▶ BRIEF
Arrange the dataset entries below as a JSON list of strings, with one string for each line and no blank lines.

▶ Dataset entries
--------------------
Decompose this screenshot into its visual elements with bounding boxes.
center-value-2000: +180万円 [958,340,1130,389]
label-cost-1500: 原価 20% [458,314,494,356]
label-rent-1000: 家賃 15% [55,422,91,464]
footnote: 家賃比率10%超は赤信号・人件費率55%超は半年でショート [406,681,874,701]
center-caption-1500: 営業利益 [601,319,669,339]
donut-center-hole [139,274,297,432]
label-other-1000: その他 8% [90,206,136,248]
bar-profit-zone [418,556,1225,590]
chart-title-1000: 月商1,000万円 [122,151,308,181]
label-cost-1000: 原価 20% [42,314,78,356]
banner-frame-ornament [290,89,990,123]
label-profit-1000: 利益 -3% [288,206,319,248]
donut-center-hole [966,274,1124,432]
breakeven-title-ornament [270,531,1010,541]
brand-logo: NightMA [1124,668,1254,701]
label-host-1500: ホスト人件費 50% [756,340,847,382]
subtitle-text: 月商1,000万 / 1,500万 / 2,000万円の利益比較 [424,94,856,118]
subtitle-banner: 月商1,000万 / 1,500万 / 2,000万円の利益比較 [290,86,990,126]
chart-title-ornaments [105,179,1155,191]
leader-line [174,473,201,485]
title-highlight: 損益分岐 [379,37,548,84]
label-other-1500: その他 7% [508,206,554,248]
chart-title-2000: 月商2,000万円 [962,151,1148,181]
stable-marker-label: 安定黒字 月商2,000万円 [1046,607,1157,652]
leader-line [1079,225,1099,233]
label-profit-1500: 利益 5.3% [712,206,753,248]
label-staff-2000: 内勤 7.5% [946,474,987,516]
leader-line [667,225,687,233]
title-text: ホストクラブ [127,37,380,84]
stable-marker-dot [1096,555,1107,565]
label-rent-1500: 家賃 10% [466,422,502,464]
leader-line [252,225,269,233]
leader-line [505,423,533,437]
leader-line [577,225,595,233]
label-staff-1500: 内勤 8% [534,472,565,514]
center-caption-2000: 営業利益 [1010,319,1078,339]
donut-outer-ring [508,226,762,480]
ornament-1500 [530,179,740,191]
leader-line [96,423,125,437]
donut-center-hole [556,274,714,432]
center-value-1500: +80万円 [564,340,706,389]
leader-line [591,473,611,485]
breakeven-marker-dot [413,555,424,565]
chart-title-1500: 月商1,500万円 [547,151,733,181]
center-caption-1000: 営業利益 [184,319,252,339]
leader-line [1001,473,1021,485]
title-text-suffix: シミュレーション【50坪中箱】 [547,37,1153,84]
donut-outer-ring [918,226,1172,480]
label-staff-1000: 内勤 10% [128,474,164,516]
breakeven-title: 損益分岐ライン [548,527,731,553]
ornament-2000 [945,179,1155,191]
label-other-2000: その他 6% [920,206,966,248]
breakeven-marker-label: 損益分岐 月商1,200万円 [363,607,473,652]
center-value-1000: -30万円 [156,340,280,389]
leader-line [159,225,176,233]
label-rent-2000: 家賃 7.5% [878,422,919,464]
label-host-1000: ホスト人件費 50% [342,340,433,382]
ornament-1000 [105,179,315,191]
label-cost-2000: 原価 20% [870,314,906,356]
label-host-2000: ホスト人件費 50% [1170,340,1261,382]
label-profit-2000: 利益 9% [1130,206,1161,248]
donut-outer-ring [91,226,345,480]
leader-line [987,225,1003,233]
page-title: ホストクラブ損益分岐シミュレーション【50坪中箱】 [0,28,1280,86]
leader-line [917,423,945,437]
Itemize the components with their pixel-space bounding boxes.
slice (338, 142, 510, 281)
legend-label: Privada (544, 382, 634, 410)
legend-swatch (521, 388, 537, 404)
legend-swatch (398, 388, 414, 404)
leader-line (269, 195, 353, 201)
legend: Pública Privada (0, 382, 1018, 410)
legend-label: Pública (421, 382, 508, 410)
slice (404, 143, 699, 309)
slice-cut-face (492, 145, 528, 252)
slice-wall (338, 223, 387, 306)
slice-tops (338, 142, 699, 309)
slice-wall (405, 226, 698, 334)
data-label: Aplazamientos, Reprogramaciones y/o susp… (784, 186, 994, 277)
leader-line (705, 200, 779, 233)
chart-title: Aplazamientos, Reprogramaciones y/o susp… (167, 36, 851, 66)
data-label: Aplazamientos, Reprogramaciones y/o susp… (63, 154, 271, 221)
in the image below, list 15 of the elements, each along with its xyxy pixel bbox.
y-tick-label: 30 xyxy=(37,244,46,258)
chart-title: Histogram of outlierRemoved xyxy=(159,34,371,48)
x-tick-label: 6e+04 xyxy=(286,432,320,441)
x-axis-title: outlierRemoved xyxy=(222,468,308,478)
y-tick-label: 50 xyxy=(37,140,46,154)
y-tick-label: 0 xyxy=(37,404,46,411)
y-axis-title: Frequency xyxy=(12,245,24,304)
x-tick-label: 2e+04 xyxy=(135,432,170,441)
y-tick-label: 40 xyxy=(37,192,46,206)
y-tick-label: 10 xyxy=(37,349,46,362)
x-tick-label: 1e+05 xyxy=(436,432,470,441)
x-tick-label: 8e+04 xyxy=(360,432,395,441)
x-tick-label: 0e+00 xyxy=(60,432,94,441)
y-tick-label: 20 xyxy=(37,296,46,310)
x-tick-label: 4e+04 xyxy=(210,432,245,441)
--------------------
▶ CORRECT RESPONSE
[
  "Decompose this screenshot into its visual elements with bounding boxes.",
  "center-value-2000: +180万円 [958,340,1130,389]",
  "label-cost-1500: 原価 20% [458,314,494,356]",
  "label-rent-1000: 家賃 15% [55,422,91,464]",
  "footnote: 家賃比率10%超は赤信号・人件費率55%超は半年でショート [406,681,874,701]",
  "center-caption-1500: 営業利益 [601,319,669,339]",
  "donut-center-hole [139,274,297,432]",
  "label-other-1000: その他 8% [90,206,136,248]",
  "bar-profit-zone [418,556,1225,590]",
  "chart-title-1000: 月商1,000万円 [122,151,308,181]",
  "label-cost-1000: 原価 20% [42,314,78,356]",
  "banner-frame-ornament [290,89,990,123]",
  "label-profit-1000: 利益 -3% [288,206,319,248]",
  "donut-center-hole [966,274,1124,432]",
  "breakeven-title-ornament [270,531,1010,541]",
  "brand-logo: NightMA [1124,668,1254,701]",
  "label-host-1500: ホスト人件費 50% [756,340,847,382]",
  "subtitle-text: 月商1,000万 / 1,500万 / 2,000万円の利益比較 [424,94,856,118]",
  "subtitle-banner: 月商1,000万 / 1,500万 / 2,000万円の利益比較 [290,86,990,126]",
  "chart-title-ornaments [105,179,1155,191]",
  "leader-line [174,473,201,485]",
  "title-highlight: 損益分岐 [379,37,548,84]",
  "label-other-1500: その他 7% [508,206,554,248]",
  "chart-title-2000: 月商2,000万円 [962,151,1148,181]",
  "stable-marker-label: 安定黒字 月商2,000万円 [1046,607,1157,652]",
  "leader-line [1079,225,1099,233]",
  "label-profit-1500: 利益 5.3% [712,206,753,248]",
  "label-staff-2000: 内勤 7.5% [946,474,987,516]",
  "leader-line [667,225,687,233]",
  "title-text: ホストクラブ [127,37,380,84]",
  "stable-marker-dot [1096,555,1107,565]",
  "label-rent-1500: 家賃 10% [466,422,502,464]",
  "leader-line [252,225,269,233]",
  "leader-line [505,423,533,437]",
  "leader-line [577,225,595,233]",
  "label-staff-1500: 内勤 8% [534,472,565,514]",
  "center-caption-2000: 営業利益 [1010,319,1078,339]",
  "donut-outer-ring [508,226,762,480]",
  "ornament-1500 [530,179,740,191]",
  "leader-line [96,423,125,437]",
  "donut-center-hole [556,274,714,432]",
  "center-value-1500: +80万円 [564,340,706,389]",
  "leader-line [591,473,611,485]",
  "breakeven-marker-dot [413,555,424,565]",
  "chart-title-1500: 月商1,500万円 [547,151,733,181]",
  "center-caption-1000: 営業利益 [184,319,252,339]",
  "leader-line [1001,473,1021,485]",
  "title-text-suffix: シミュレーション【50坪中箱】 [547,37,1153,84]",
  "donut-outer-ring [918,226,1172,480]",
  "label-staff-1000: 内勤 10% [128,474,164,516]",
  "breakeven-title: 損益分岐ライン [548,527,731,553]",
  "ornament-2000 [945,179,1155,191]",
  "label-other-2000: その他 6% [920,206,966,248]",
  "breakeven-marker-label: 損益分岐 月商1,200万円 [363,607,473,652]",
  "center-value-1000: -30万円 [156,340,280,389]",
  "leader-line [159,225,176,233]",
  "label-rent-2000: 家賃 7.5% [878,422,919,464]",
  "label-host-1000: ホスト人件費 50% [342,340,433,382]",
  "ornament-1000 [105,179,315,191]",
  "label-cost-2000: 原価 20% [870,314,906,356]",
  "label-host-2000: ホスト人件費 50% [1170,340,1261,382]",
  "label-profit-2000: 利益 9% [1130,206,1161,248]",
  "donut-outer-ring [91,226,345,480]",
  "leader-line [987,225,1003,233]",
  "page-title: ホストクラブ損益分岐シミュレーション【50坪中箱】 [0,28,1280,86]",
  "leader-line [917,423,945,437]",
  "Itemize the components with their pixel-space bounding boxes.",
  "slice (338, 142, 510, 281)",
  "legend-label: Privada (544, 382, 634, 410)",
  "legend-swatch (521, 388, 537, 404)",
  "legend-swatch (398, 388, 414, 404)",
  "leader-line (269, 195, 353, 201)",
  "legend: Pública Privada (0, 382, 1018, 410)",
  "legend-label: Pública (421, 382, 508, 410)",
  "slice (404, 143, 699, 309)",
  "slice-cut-face (492, 145, 528, 252)",
  "slice-wall (338, 223, 387, 306)",
  "slice-tops (338, 142, 699, 309)",
  "slice-wall (405, 226, 698, 334)",
  "data-label: Aplazamientos, Reprogramaciones y/o susp… (784, 186, 994, 277)",
  "leader-line (705, 200, 779, 233)",
  "chart-title: Aplazamientos, Reprogramaciones y/o susp… (167, 36, 851, 66)",
  "data-label: Aplazamientos, Reprogramaciones y/o susp… (63, 154, 271, 221)",
  "in the image below, list 15 of the elements, each along with its xyxy pixel bbox.",
  "y-tick-label: 30 xyxy=(37,244,46,258)",
  "chart-title: Histogram of outlierRemoved xyxy=(159,34,371,48)",
  "x-tick-label: 6e+04 xyxy=(286,432,320,441)",
  "x-axis-title: outlierRemoved xyxy=(222,468,308,478)",
  "y-tick-label: 50 xyxy=(37,140,46,154)",
  "y-tick-label: 0 xyxy=(37,404,46,411)",
  "y-axis-title: Frequency xyxy=(12,245,24,304)",
  "x-tick-label: 2e+04 xyxy=(135,432,170,441)",
  "y-tick-label: 40 xyxy=(37,192,46,206)",
  "y-tick-label: 10 xyxy=(37,349,46,362)",
  "x-tick-label: 1e+05 xyxy=(436,432,470,441)",
  "x-tick-label: 8e+04 xyxy=(360,432,395,441)",
  "x-tick-label: 0e+00 xyxy=(60,432,94,441)",
  "y-tick-label: 20 xyxy=(37,296,46,310)",
  "x-tick-label: 4e+04 xyxy=(210,432,245,441)"
]